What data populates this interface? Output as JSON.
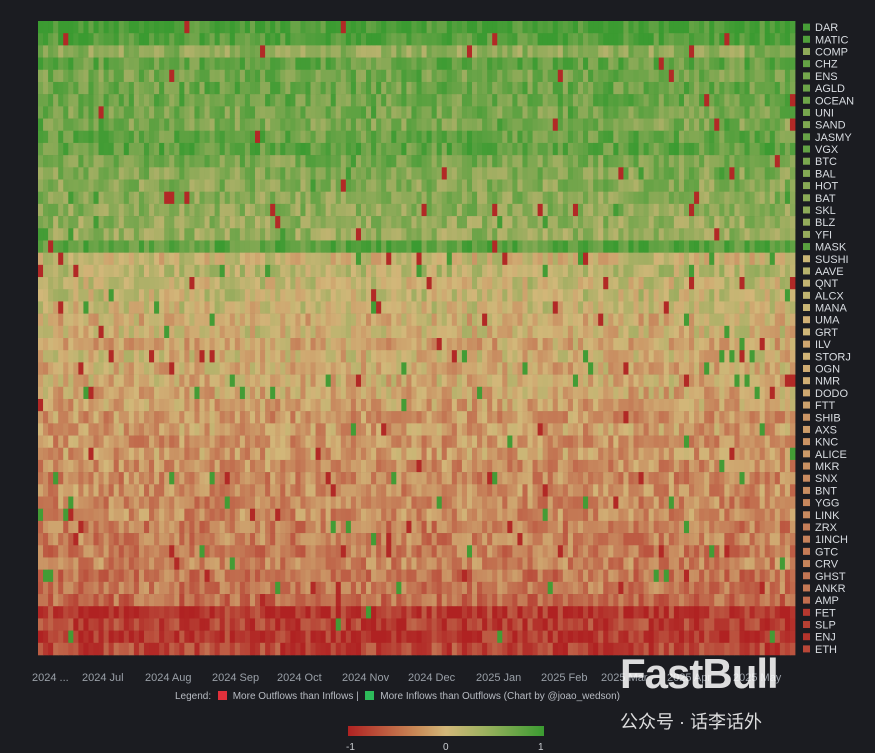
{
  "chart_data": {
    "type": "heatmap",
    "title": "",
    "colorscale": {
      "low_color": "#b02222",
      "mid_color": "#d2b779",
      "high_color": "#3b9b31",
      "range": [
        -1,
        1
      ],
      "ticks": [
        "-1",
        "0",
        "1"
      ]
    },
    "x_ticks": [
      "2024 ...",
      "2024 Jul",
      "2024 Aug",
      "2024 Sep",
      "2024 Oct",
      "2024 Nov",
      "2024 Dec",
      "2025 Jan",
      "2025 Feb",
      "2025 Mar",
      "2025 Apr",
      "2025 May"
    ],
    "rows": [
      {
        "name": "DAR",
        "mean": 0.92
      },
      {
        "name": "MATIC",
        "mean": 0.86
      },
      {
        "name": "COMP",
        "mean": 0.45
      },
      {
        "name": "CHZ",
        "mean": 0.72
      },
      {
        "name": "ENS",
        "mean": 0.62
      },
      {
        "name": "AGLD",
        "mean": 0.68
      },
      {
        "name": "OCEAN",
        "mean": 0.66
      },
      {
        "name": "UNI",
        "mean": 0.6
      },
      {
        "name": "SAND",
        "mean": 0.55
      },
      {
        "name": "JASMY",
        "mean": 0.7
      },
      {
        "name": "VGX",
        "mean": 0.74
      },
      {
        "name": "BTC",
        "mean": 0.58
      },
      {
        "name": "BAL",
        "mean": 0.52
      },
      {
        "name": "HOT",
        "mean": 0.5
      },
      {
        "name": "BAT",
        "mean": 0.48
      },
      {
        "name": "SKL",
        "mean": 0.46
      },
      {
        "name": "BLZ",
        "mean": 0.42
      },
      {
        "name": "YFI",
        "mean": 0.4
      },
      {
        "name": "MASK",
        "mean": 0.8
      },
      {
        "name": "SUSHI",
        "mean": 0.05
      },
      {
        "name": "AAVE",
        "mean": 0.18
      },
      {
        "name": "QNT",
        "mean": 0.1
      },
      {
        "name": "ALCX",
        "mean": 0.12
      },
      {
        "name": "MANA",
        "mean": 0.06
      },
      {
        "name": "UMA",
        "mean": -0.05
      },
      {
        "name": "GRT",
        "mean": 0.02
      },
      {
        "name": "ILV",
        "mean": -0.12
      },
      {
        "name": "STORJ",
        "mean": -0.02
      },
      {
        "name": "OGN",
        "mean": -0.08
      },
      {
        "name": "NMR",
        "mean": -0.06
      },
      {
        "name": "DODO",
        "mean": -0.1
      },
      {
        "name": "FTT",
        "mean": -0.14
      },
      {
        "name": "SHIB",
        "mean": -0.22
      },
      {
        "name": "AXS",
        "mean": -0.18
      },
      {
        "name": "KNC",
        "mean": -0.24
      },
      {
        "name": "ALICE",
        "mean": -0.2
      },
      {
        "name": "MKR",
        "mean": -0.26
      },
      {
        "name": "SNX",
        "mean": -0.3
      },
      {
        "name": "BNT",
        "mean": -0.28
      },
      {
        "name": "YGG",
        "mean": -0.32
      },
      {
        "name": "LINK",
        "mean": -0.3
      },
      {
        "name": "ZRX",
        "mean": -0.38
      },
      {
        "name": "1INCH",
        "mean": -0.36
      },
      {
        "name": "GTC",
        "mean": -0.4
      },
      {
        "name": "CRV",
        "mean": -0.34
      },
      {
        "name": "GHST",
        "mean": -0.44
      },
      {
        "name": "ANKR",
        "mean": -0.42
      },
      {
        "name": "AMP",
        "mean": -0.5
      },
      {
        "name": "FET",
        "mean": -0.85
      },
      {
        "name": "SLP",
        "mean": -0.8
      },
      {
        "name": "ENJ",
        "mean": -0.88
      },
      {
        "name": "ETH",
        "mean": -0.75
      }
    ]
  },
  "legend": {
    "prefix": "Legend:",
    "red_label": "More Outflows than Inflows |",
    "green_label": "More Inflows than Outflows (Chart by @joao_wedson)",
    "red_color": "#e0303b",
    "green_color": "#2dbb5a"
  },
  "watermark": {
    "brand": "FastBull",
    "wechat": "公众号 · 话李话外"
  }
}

• **GIVEN PROBLEM**
Each record should be quoted exactly, with the images omitted.

• **RESULT**
What data populates this interface? Output as JSON.
{
  "chart_data": {
    "type": "heatmap",
    "title": "",
    "colorscale": {
      "low_color": "#b02222",
      "mid_color": "#d2b779",
      "high_color": "#3b9b31",
      "range": [
        -1,
        1
      ],
      "ticks": [
        "-1",
        "0",
        "1"
      ]
    },
    "x_ticks": [
      "2024 ...",
      "2024 Jul",
      "2024 Aug",
      "2024 Sep",
      "2024 Oct",
      "2024 Nov",
      "2024 Dec",
      "2025 Jan",
      "2025 Feb",
      "2025 Mar",
      "2025 Apr",
      "2025 May"
    ],
    "rows": [
      {
        "name": "DAR",
        "mean": 0.92
      },
      {
        "name": "MATIC",
        "mean": 0.86
      },
      {
        "name": "COMP",
        "mean": 0.45
      },
      {
        "name": "CHZ",
        "mean": 0.72
      },
      {
        "name": "ENS",
        "mean": 0.62
      },
      {
        "name": "AGLD",
        "mean": 0.68
      },
      {
        "name": "OCEAN",
        "mean": 0.66
      },
      {
        "name": "UNI",
        "mean": 0.6
      },
      {
        "name": "SAND",
        "mean": 0.55
      },
      {
        "name": "JASMY",
        "mean": 0.7
      },
      {
        "name": "VGX",
        "mean": 0.74
      },
      {
        "name": "BTC",
        "mean": 0.58
      },
      {
        "name": "BAL",
        "mean": 0.52
      },
      {
        "name": "HOT",
        "mean": 0.5
      },
      {
        "name": "BAT",
        "mean": 0.48
      },
      {
        "name": "SKL",
        "mean": 0.46
      },
      {
        "name": "BLZ",
        "mean": 0.42
      },
      {
        "name": "YFI",
        "mean": 0.4
      },
      {
        "name": "MASK",
        "mean": 0.8
      },
      {
        "name": "SUSHI",
        "mean": 0.05
      },
      {
        "name": "AAVE",
        "mean": 0.18
      },
      {
        "name": "QNT",
        "mean": 0.1
      },
      {
        "name": "ALCX",
        "mean": 0.12
      },
      {
        "name": "MANA",
        "mean": 0.06
      },
      {
        "name": "UMA",
        "mean": -0.05
      },
      {
        "name": "GRT",
        "mean": 0.02
      },
      {
        "name": "ILV",
        "mean": -0.12
      },
      {
        "name": "STORJ",
        "mean": -0.02
      },
      {
        "name": "OGN",
        "mean": -0.08
      },
      {
        "name": "NMR",
        "mean": -0.06
      },
      {
        "name": "DODO",
        "mean": -0.1
      },
      {
        "name": "FTT",
        "mean": -0.14
      },
      {
        "name": "SHIB",
        "mean": -0.22
      },
      {
        "name": "AXS",
        "mean": -0.18
      },
      {
        "name": "KNC",
        "mean": -0.24
      },
      {
        "name": "ALICE",
        "mean": -0.2
      },
      {
        "name": "MKR",
        "mean": -0.26
      },
      {
        "name": "SNX",
        "mean": -0.3
      },
      {
        "name": "BNT",
        "mean": -0.28
      },
      {
        "name": "YGG",
        "mean": -0.32
      },
      {
        "name": "LINK",
        "mean": -0.3
      },
      {
        "name": "ZRX",
        "mean": -0.38
      },
      {
        "name": "1INCH",
        "mean": -0.36
      },
      {
        "name": "GTC",
        "mean": -0.4
      },
      {
        "name": "CRV",
        "mean": -0.34
      },
      {
        "name": "GHST",
        "mean": -0.44
      },
      {
        "name": "ANKR",
        "mean": -0.42
      },
      {
        "name": "AMP",
        "mean": -0.5
      },
      {
        "name": "FET",
        "mean": -0.85
      },
      {
        "name": "SLP",
        "mean": -0.8
      },
      {
        "name": "ENJ",
        "mean": -0.88
      },
      {
        "name": "ETH",
        "mean": -0.75
      }
    ]
  },
  "legend": {
    "prefix": "Legend:",
    "red_label": "More Outflows than Inflows |",
    "green_label": "More Inflows than Outflows (Chart by @joao_wedson)",
    "red_color": "#e0303b",
    "green_color": "#2dbb5a"
  },
  "watermark": {
    "brand": "FastBull",
    "wechat": "公众号 · 话李话外"
  }
}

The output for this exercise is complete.